PROBLEM REQUIREMENTS:
Search the data for the word "people". Reproduce every line where it is found.

MATERIAL PROVIDED:
· · · · · · ·

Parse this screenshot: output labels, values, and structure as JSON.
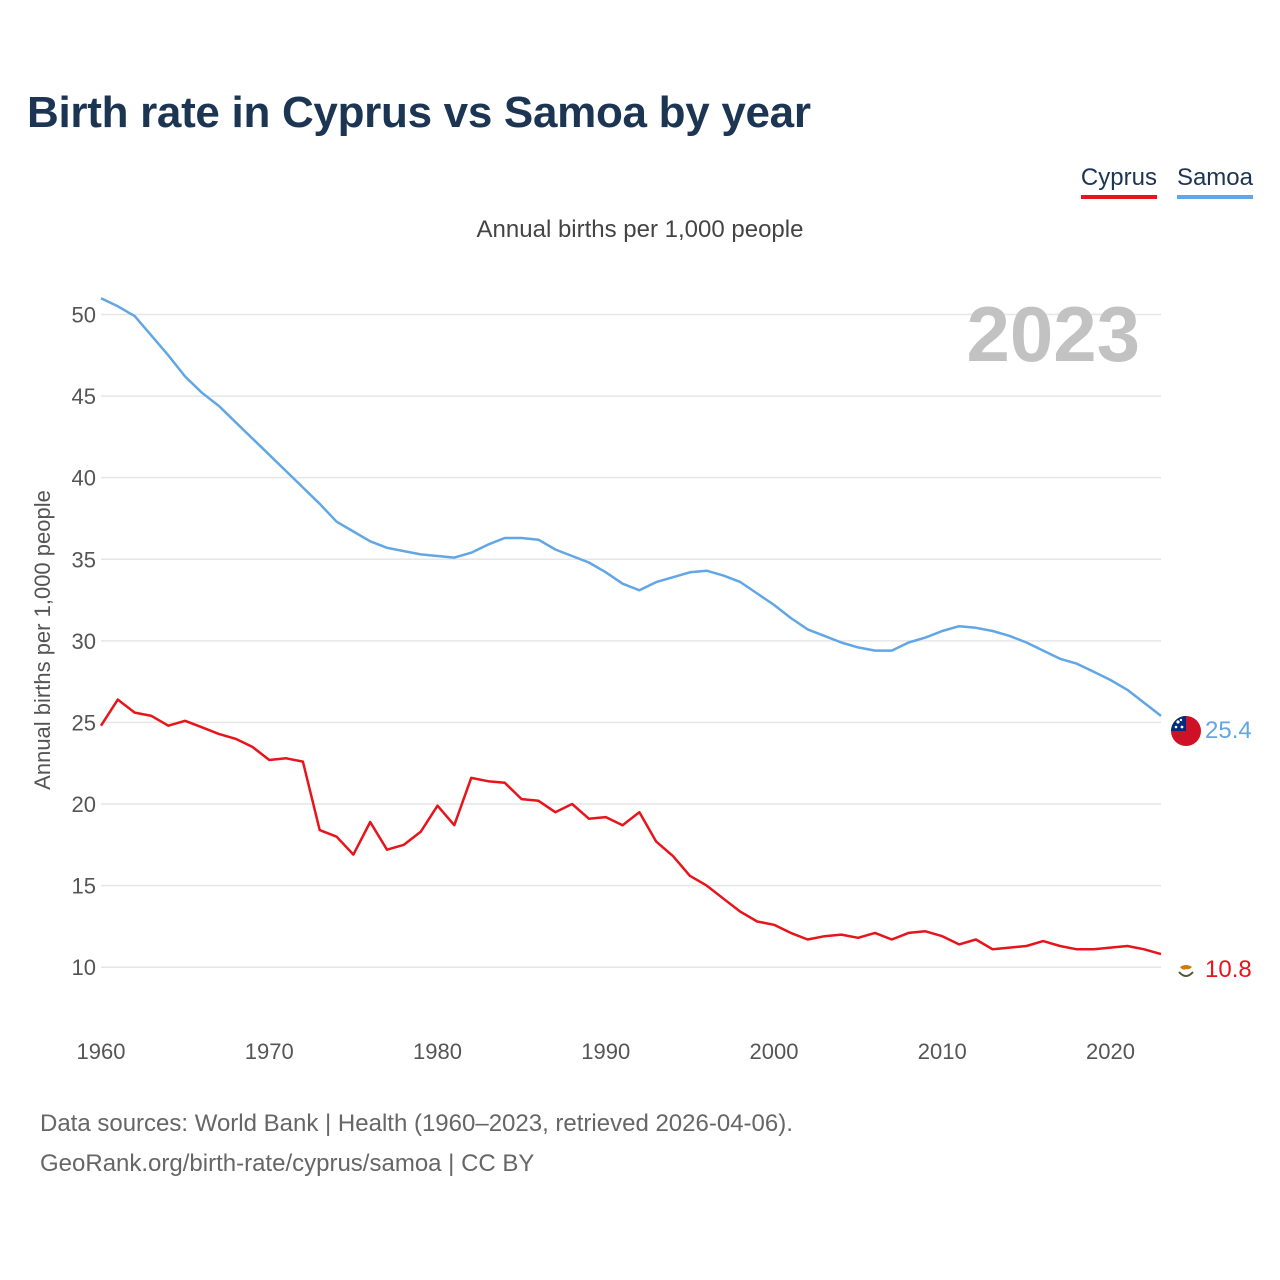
{
  "chart_data": {
    "type": "line",
    "title": "Birth rate in Cyprus vs Samoa by year",
    "subtitle": "Annual births per 1,000 people",
    "ylabel": "Annual births per 1,000 people",
    "xlabel": "",
    "year_label": "2023",
    "xlim": [
      1960,
      2023
    ],
    "ylim": [
      7.5,
      51.5
    ],
    "x_ticks": [
      "1960",
      "1970",
      "1980",
      "1990",
      "2000",
      "2010",
      "2020"
    ],
    "y_ticks": [
      "10",
      "15",
      "20",
      "25",
      "30",
      "35",
      "40",
      "45",
      "50"
    ],
    "legend": [
      "Cyprus",
      "Samoa"
    ],
    "x": [
      1960,
      1961,
      1962,
      1963,
      1964,
      1965,
      1966,
      1967,
      1968,
      1969,
      1970,
      1971,
      1972,
      1973,
      1974,
      1975,
      1976,
      1977,
      1978,
      1979,
      1980,
      1981,
      1982,
      1983,
      1984,
      1985,
      1986,
      1987,
      1988,
      1989,
      1990,
      1991,
      1992,
      1993,
      1994,
      1995,
      1996,
      1997,
      1998,
      1999,
      2000,
      2001,
      2002,
      2003,
      2004,
      2005,
      2006,
      2007,
      2008,
      2009,
      2010,
      2011,
      2012,
      2013,
      2014,
      2015,
      2016,
      2017,
      2018,
      2019,
      2020,
      2021,
      2022,
      2023
    ],
    "series": [
      {
        "name": "Cyprus",
        "color": "#e8141b",
        "end_label": "10.8",
        "values": [
          24.8,
          26.4,
          25.6,
          25.4,
          24.8,
          25.1,
          24.7,
          24.3,
          24.0,
          23.5,
          22.7,
          22.8,
          22.6,
          18.4,
          18.0,
          16.9,
          18.9,
          17.2,
          17.5,
          18.3,
          19.9,
          18.7,
          21.6,
          21.4,
          21.3,
          20.3,
          20.2,
          19.5,
          20.0,
          19.1,
          19.2,
          18.7,
          19.5,
          17.7,
          16.8,
          15.6,
          15.0,
          14.2,
          13.4,
          12.8,
          12.6,
          12.1,
          11.7,
          11.9,
          12.0,
          11.8,
          12.1,
          11.7,
          12.1,
          12.2,
          11.9,
          11.4,
          11.7,
          11.1,
          11.2,
          11.3,
          11.6,
          11.3,
          11.1,
          11.1,
          11.2,
          11.3,
          11.1,
          10.8
        ]
      },
      {
        "name": "Samoa",
        "color": "#61a6e5",
        "end_label": "25.4",
        "values": [
          51.0,
          50.5,
          49.9,
          48.7,
          47.5,
          46.2,
          45.2,
          44.4,
          43.4,
          42.4,
          41.4,
          40.4,
          39.4,
          38.4,
          37.3,
          36.7,
          36.1,
          35.7,
          35.5,
          35.3,
          35.2,
          35.1,
          35.4,
          35.9,
          36.3,
          36.3,
          36.2,
          35.6,
          35.2,
          34.8,
          34.2,
          33.5,
          33.1,
          33.6,
          33.9,
          34.2,
          34.3,
          34.0,
          33.6,
          32.9,
          32.2,
          31.4,
          30.7,
          30.3,
          29.9,
          29.6,
          29.4,
          29.4,
          29.9,
          30.2,
          30.6,
          30.9,
          30.8,
          30.6,
          30.3,
          29.9,
          29.4,
          28.9,
          28.6,
          28.1,
          27.6,
          27.0,
          26.2,
          25.4
        ]
      }
    ]
  },
  "footer": {
    "line1": "Data sources: World Bank | Health (1960–2023, retrieved 2026-04-06).",
    "line2": "GeoRank.org/birth-rate/cyprus/samoa | CC BY"
  }
}
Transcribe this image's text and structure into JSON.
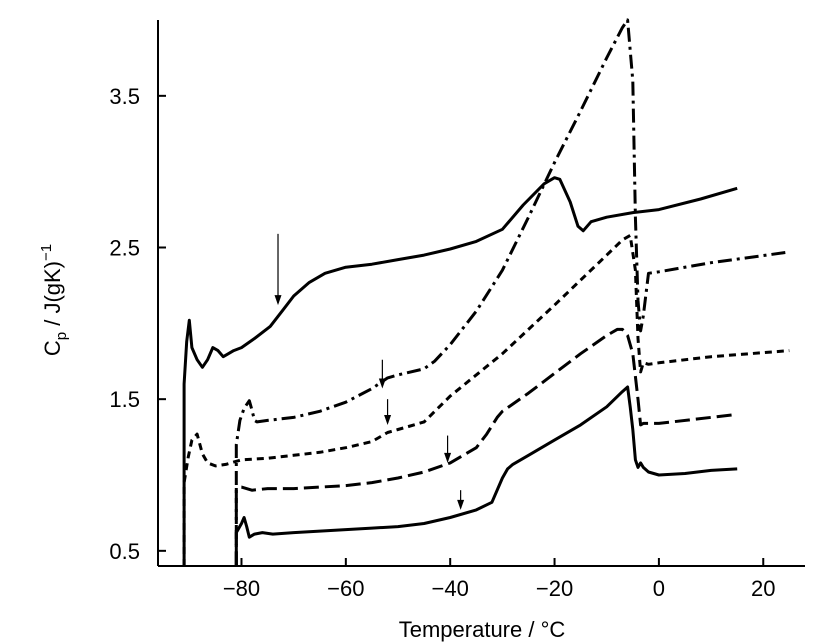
{
  "chart_data": {
    "type": "line",
    "xlabel": "Temperature / °C",
    "ylabel": "C_p / J(gK)^-1",
    "ylabel_main": "C",
    "ylabel_sub": "p",
    "ylabel_unit": " / J(gK)",
    "ylabel_sup": "−1",
    "xlim": [
      -96,
      28
    ],
    "ylim": [
      0.4,
      4.0
    ],
    "x_ticks": [
      -80,
      -60,
      -40,
      -20,
      0,
      20
    ],
    "x_tick_labels": [
      "−80",
      "−60",
      "−40",
      "−20",
      "0",
      "20"
    ],
    "y_ticks": [
      0.5,
      1.5,
      2.5,
      3.5
    ],
    "y_tick_labels": [
      "0.5",
      "1.5",
      "2.5",
      "3.5"
    ],
    "grid": false,
    "series": [
      {
        "style": "solid",
        "x": [
          -91,
          -91,
          -90.5,
          -90,
          -89.5,
          -88.5,
          -87.5,
          -86.5,
          -85.5,
          -84.5,
          -83.5,
          -82.5,
          -81.5,
          -80,
          -77.5,
          -74.5,
          -72,
          -70,
          -67,
          -64,
          -60,
          -55,
          -50,
          -45,
          -40,
          -35,
          -30,
          -26,
          -22,
          -20,
          -19,
          -17,
          -15.5,
          -14.5,
          -13,
          -10,
          -5,
          0,
          8,
          15
        ],
        "y": [
          0.4,
          1.6,
          1.88,
          2.02,
          1.84,
          1.76,
          1.71,
          1.76,
          1.84,
          1.82,
          1.78,
          1.8,
          1.82,
          1.84,
          1.9,
          1.98,
          2.09,
          2.18,
          2.27,
          2.33,
          2.37,
          2.39,
          2.42,
          2.45,
          2.49,
          2.54,
          2.62,
          2.78,
          2.92,
          2.96,
          2.95,
          2.8,
          2.64,
          2.61,
          2.67,
          2.7,
          2.73,
          2.75,
          2.82,
          2.89
        ]
      },
      {
        "style": "dash-dot",
        "x": [
          -81,
          -81,
          -80.3,
          -79.5,
          -78.5,
          -78,
          -77.5,
          -77,
          -75,
          -70,
          -65,
          -60,
          -55,
          -52,
          -50,
          -45,
          -43,
          -40,
          -35,
          -30,
          -25,
          -20,
          -15,
          -10,
          -7,
          -6,
          -5,
          -4.5,
          -4,
          -3.5,
          -3,
          -2,
          0,
          10,
          25
        ],
        "y": [
          0.4,
          1.2,
          1.36,
          1.44,
          1.49,
          1.43,
          1.36,
          1.35,
          1.36,
          1.38,
          1.42,
          1.48,
          1.57,
          1.64,
          1.66,
          1.7,
          1.75,
          1.86,
          2.08,
          2.35,
          2.7,
          3.06,
          3.4,
          3.75,
          3.95,
          4.0,
          3.6,
          2.7,
          2.15,
          1.95,
          2.05,
          2.33,
          2.34,
          2.4,
          2.47
        ]
      },
      {
        "style": "short-dash",
        "x": [
          -91,
          -91,
          -90.2,
          -89.5,
          -88.5,
          -87.5,
          -86.5,
          -85,
          -83,
          -80,
          -75,
          -70,
          -65,
          -60,
          -55,
          -52,
          -50,
          -48,
          -45,
          -40,
          -30,
          -20,
          -10,
          -7,
          -5.5,
          -4.5,
          -4,
          -3.5,
          -3,
          -2,
          0,
          10,
          25
        ],
        "y": [
          0.4,
          0.95,
          1.12,
          1.23,
          1.27,
          1.14,
          1.08,
          1.06,
          1.07,
          1.1,
          1.11,
          1.13,
          1.15,
          1.18,
          1.22,
          1.28,
          1.3,
          1.32,
          1.35,
          1.52,
          1.8,
          2.12,
          2.45,
          2.55,
          2.58,
          2.35,
          1.9,
          1.68,
          1.74,
          1.73,
          1.74,
          1.78,
          1.82
        ]
      },
      {
        "style": "long-dash",
        "x": [
          -81,
          -81,
          -80,
          -78,
          -75,
          -70,
          -65,
          -60,
          -55,
          -50,
          -45,
          -40,
          -35,
          -33,
          -31,
          -30,
          -25,
          -20,
          -15,
          -10,
          -8,
          -7,
          -6,
          -5,
          -4,
          -3.5,
          -3,
          0,
          10,
          15
        ],
        "y": [
          0.4,
          0.92,
          0.92,
          0.9,
          0.91,
          0.91,
          0.92,
          0.93,
          0.95,
          0.98,
          1.02,
          1.08,
          1.18,
          1.27,
          1.38,
          1.42,
          1.54,
          1.67,
          1.8,
          1.92,
          1.96,
          1.96,
          1.92,
          1.8,
          1.5,
          1.33,
          1.34,
          1.34,
          1.38,
          1.4
        ]
      },
      {
        "style": "solid",
        "x": [
          -81,
          -81,
          -80,
          -79.5,
          -79,
          -78.5,
          -77.5,
          -76,
          -74,
          -70,
          -65,
          -60,
          -55,
          -50,
          -45,
          -40,
          -35,
          -32,
          -30,
          -29,
          -28,
          -25,
          -20,
          -15,
          -10,
          -7,
          -6,
          -5.5,
          -5,
          -4.5,
          -4,
          -3.5,
          -3,
          -2,
          0,
          5,
          10,
          15
        ],
        "y": [
          0.4,
          0.62,
          0.68,
          0.72,
          0.66,
          0.59,
          0.61,
          0.62,
          0.61,
          0.62,
          0.63,
          0.64,
          0.65,
          0.66,
          0.68,
          0.72,
          0.77,
          0.82,
          0.98,
          1.04,
          1.07,
          1.13,
          1.23,
          1.33,
          1.45,
          1.55,
          1.58,
          1.45,
          1.3,
          1.1,
          1.05,
          1.08,
          1.05,
          1.02,
          1.0,
          1.01,
          1.03,
          1.04
        ]
      }
    ],
    "annotations": [
      {
        "type": "arrow",
        "x": -73,
        "y_from": 2.59,
        "y_to": 2.12
      },
      {
        "type": "arrow",
        "x": -53,
        "y_from": 1.76,
        "y_to": 1.57
      },
      {
        "type": "arrow",
        "x": -52,
        "y_from": 1.5,
        "y_to": 1.33
      },
      {
        "type": "arrow",
        "x": -40.5,
        "y_from": 1.26,
        "y_to": 1.08
      },
      {
        "type": "arrow",
        "x": -38,
        "y_from": 0.9,
        "y_to": 0.77
      }
    ]
  }
}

· · · · · · ·

EXERCISE ANSWER:
    "subtitle": "Annual births per 1,000 people",
    "ylabel": "Annual births per 1,000 people",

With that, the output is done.